Figure data in JSON:
━━━━━━━━━━━━━━━━━━━━━━━━━━━━━━

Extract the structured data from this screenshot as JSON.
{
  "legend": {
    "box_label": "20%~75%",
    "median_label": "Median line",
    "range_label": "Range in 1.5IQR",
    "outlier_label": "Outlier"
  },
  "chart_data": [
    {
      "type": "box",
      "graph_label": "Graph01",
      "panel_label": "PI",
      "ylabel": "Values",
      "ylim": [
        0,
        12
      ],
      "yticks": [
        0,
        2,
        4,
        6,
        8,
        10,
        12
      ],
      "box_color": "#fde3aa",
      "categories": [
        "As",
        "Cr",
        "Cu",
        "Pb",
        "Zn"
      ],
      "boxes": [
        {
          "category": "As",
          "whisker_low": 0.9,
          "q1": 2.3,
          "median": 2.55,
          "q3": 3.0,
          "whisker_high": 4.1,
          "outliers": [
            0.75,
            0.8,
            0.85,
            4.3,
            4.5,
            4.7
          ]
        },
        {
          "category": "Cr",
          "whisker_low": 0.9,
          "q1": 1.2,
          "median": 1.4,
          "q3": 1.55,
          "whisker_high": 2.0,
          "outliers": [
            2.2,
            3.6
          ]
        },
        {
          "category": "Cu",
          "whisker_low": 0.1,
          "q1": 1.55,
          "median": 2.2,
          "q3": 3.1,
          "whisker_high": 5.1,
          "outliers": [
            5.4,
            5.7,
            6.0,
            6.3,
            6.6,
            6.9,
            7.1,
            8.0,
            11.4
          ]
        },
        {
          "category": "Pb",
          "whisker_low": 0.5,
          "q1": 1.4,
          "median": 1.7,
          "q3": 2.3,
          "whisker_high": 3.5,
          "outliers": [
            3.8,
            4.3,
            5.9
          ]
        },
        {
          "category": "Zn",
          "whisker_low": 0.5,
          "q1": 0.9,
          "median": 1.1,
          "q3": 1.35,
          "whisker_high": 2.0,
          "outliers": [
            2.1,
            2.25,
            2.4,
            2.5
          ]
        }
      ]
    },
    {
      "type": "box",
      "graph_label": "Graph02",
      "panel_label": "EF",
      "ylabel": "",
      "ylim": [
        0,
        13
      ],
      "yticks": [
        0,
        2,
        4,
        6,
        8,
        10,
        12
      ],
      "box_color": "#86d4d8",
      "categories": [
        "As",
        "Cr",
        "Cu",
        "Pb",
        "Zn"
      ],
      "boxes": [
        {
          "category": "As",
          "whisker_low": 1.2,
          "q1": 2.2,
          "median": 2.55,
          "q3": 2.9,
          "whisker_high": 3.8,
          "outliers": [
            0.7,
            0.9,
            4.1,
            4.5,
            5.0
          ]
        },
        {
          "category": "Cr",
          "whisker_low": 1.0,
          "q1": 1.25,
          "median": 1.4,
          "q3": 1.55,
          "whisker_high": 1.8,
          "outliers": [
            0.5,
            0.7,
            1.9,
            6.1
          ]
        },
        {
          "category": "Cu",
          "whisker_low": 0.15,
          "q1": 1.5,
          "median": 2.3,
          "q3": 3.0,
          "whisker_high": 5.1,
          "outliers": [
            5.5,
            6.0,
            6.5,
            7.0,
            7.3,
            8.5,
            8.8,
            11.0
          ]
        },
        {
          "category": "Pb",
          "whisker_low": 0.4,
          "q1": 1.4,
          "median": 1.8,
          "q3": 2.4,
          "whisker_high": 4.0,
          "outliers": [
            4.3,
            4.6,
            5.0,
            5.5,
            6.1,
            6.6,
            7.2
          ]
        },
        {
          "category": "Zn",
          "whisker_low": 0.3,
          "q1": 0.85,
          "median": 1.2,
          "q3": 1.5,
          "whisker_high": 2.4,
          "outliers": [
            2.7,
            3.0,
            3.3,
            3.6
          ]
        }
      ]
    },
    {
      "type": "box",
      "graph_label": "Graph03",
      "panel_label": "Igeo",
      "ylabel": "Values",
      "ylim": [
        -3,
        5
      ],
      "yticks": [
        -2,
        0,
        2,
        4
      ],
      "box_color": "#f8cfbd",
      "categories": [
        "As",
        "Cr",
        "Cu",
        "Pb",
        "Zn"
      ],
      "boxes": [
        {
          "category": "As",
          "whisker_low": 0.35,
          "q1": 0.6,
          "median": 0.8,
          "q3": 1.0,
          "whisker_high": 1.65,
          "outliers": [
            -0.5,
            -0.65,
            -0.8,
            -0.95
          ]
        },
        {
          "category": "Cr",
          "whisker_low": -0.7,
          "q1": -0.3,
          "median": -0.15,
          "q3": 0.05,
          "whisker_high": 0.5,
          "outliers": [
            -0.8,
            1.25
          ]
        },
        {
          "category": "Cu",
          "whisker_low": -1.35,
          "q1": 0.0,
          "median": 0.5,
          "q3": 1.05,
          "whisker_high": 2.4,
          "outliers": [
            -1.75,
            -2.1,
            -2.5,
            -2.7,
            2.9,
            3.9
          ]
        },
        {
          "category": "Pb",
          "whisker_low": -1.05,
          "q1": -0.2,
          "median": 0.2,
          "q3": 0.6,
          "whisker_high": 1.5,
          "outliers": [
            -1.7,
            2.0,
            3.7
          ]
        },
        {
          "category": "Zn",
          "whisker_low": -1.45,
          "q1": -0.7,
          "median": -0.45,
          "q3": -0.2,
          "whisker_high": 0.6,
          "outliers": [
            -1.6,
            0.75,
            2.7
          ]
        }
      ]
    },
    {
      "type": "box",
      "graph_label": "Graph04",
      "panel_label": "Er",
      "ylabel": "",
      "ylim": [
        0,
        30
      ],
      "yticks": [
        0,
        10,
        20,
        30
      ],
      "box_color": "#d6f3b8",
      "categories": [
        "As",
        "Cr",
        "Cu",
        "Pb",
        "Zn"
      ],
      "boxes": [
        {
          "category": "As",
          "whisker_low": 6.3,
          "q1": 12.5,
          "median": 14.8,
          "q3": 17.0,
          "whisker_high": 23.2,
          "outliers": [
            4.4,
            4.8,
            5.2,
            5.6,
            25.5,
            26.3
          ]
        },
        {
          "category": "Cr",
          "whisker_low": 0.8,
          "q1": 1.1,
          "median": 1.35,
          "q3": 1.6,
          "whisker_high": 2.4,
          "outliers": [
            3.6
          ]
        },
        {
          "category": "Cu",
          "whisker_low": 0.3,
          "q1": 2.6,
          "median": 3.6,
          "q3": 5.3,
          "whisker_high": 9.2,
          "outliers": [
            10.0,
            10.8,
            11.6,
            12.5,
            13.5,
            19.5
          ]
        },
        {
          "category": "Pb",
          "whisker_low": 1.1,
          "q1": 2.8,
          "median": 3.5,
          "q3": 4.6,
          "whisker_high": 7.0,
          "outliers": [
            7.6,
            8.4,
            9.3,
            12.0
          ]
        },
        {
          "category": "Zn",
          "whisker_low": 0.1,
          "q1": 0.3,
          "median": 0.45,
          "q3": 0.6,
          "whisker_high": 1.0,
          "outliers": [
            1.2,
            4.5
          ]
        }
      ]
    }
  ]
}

━━━━━━━━━━━━━━━━━━━━━━━━━━━━━━

WRITTEN TASK >>
Copy every line verbatim.

SOLVED EXERCISE >>
Extract the structured data from this screenshot as JSON.
{
  "legend": {
    "box_label": "20%~75%",
    "median_label": "Median line",
    "range_label": "Range in 1.5IQR",
    "outlier_label": "Outlier"
  },
  "chart_data": [
    {
      "type": "box",
      "graph_label": "Graph01",
      "panel_label": "PI",
      "ylabel": "Values",
      "ylim": [
        0,
        12
      ],
      "yticks": [
        0,
        2,
        4,
        6,
        8,
        10,
        12
      ],
      "box_color": "#fde3aa",
      "categories": [
        "As",
        "Cr",
        "Cu",
        "Pb",
        "Zn"
      ],
      "boxes": [
        {
          "category": "As",
          "whisker_low": 0.9,
          "q1": 2.3,
          "median": 2.55,
          "q3": 3.0,
          "whisker_high": 4.1,
          "outliers": [
            0.75,
            0.8,
            0.85,
            4.3,
            4.5,
            4.7
          ]
        },
        {
          "category": "Cr",
          "whisker_low": 0.9,
          "q1": 1.2,
          "median": 1.4,
          "q3": 1.55,
          "whisker_high": 2.0,
          "outliers": [
            2.2,
            3.6
          ]
        },
        {
          "category": "Cu",
          "whisker_low": 0.1,
          "q1": 1.55,
          "median": 2.2,
          "q3": 3.1,
          "whisker_high": 5.1,
          "outliers": [
            5.4,
            5.7,
            6.0,
            6.3,
            6.6,
            6.9,
            7.1,
            8.0,
            11.4
          ]
        },
        {
          "category": "Pb",
          "whisker_low": 0.5,
          "q1": 1.4,
          "median": 1.7,
          "q3": 2.3,
          "whisker_high": 3.5,
          "outliers": [
            3.8,
            4.3,
            5.9
          ]
        },
        {
          "category": "Zn",
          "whisker_low": 0.5,
          "q1": 0.9,
          "median": 1.1,
          "q3": 1.35,
          "whisker_high": 2.0,
          "outliers": [
            2.1,
            2.25,
            2.4,
            2.5
          ]
        }
      ]
    },
    {
      "type": "box",
      "graph_label": "Graph02",
      "panel_label": "EF",
      "ylabel": "",
      "ylim": [
        0,
        13
      ],
      "yticks": [
        0,
        2,
        4,
        6,
        8,
        10,
        12
      ],
      "box_color": "#86d4d8",
      "categories": [
        "As",
        "Cr",
        "Cu",
        "Pb",
        "Zn"
      ],
      "boxes": [
        {
          "category": "As",
          "whisker_low": 1.2,
          "q1": 2.2,
          "median": 2.55,
          "q3": 2.9,
          "whisker_high": 3.8,
          "outliers": [
            0.7,
            0.9,
            4.1,
            4.5,
            5.0
          ]
        },
        {
          "category": "Cr",
          "whisker_low": 1.0,
          "q1": 1.25,
          "median": 1.4,
          "q3": 1.55,
          "whisker_high": 1.8,
          "outliers": [
            0.5,
            0.7,
            1.9,
            6.1
          ]
        },
        {
          "category": "Cu",
          "whisker_low": 0.15,
          "q1": 1.5,
          "median": 2.3,
          "q3": 3.0,
          "whisker_high": 5.1,
          "outliers": [
            5.5,
            6.0,
            6.5,
            7.0,
            7.3,
            8.5,
            8.8,
            11.0
          ]
        },
        {
          "category": "Pb",
          "whisker_low": 0.4,
          "q1": 1.4,
          "median": 1.8,
          "q3": 2.4,
          "whisker_high": 4.0,
          "outliers": [
            4.3,
            4.6,
            5.0,
            5.5,
            6.1,
            6.6,
            7.2
          ]
        },
        {
          "category": "Zn",
          "whisker_low": 0.3,
          "q1": 0.85,
          "median": 1.2,
          "q3": 1.5,
          "whisker_high": 2.4,
          "outliers": [
            2.7,
            3.0,
            3.3,
            3.6
          ]
        }
      ]
    },
    {
      "type": "box",
      "graph_label": "Graph03",
      "panel_label": "Igeo",
      "ylabel": "Values",
      "ylim": [
        -3,
        5
      ],
      "yticks": [
        -2,
        0,
        2,
        4
      ],
      "box_color": "#f8cfbd",
      "categories": [
        "As",
        "Cr",
        "Cu",
        "Pb",
        "Zn"
      ],
      "boxes": [
        {
          "category": "As",
          "whisker_low": 0.35,
          "q1": 0.6,
          "median": 0.8,
          "q3": 1.0,
          "whisker_high": 1.65,
          "outliers": [
            -0.5,
            -0.65,
            -0.8,
            -0.95
          ]
        },
        {
          "category": "Cr",
          "whisker_low": -0.7,
          "q1": -0.3,
          "median": -0.15,
          "q3": 0.05,
          "whisker_high": 0.5,
          "outliers": [
            -0.8,
            1.25
          ]
        },
        {
          "category": "Cu",
          "whisker_low": -1.35,
          "q1": 0.0,
          "median": 0.5,
          "q3": 1.05,
          "whisker_high": 2.4,
          "outliers": [
            -1.75,
            -2.1,
            -2.5,
            -2.7,
            2.9,
            3.9
          ]
        },
        {
          "category": "Pb",
          "whisker_low": -1.05,
          "q1": -0.2,
          "median": 0.2,
          "q3": 0.6,
          "whisker_high": 1.5,
          "outliers": [
            -1.7,
            2.0,
            3.7
          ]
        },
        {
          "category": "Zn",
          "whisker_low": -1.45,
          "q1": -0.7,
          "median": -0.45,
          "q3": -0.2,
          "whisker_high": 0.6,
          "outliers": [
            -1.6,
            0.75,
            2.7
          ]
        }
      ]
    },
    {
      "type": "box",
      "graph_label": "Graph04",
      "panel_label": "Er",
      "ylabel": "",
      "ylim": [
        0,
        30
      ],
      "yticks": [
        0,
        10,
        20,
        30
      ],
      "box_color": "#d6f3b8",
      "categories": [
        "As",
        "Cr",
        "Cu",
        "Pb",
        "Zn"
      ],
      "boxes": [
        {
          "category": "As",
          "whisker_low": 6.3,
          "q1": 12.5,
          "median": 14.8,
          "q3": 17.0,
          "whisker_high": 23.2,
          "outliers": [
            4.4,
            4.8,
            5.2,
            5.6,
            25.5,
            26.3
          ]
        },
        {
          "category": "Cr",
          "whisker_low": 0.8,
          "q1": 1.1,
          "median": 1.35,
          "q3": 1.6,
          "whisker_high": 2.4,
          "outliers": [
            3.6
          ]
        },
        {
          "category": "Cu",
          "whisker_low": 0.3,
          "q1": 2.6,
          "median": 3.6,
          "q3": 5.3,
          "whisker_high": 9.2,
          "outliers": [
            10.0,
            10.8,
            11.6,
            12.5,
            13.5,
            19.5
          ]
        },
        {
          "category": "Pb",
          "whisker_low": 1.1,
          "q1": 2.8,
          "median": 3.5,
          "q3": 4.6,
          "whisker_high": 7.0,
          "outliers": [
            7.6,
            8.4,
            9.3,
            12.0
          ]
        },
        {
          "category": "Zn",
          "whisker_low": 0.1,
          "q1": 0.3,
          "median": 0.45,
          "q3": 0.6,
          "whisker_high": 1.0,
          "outliers": [
            1.2,
            4.5
          ]
        }
      ]
    }
  ]
}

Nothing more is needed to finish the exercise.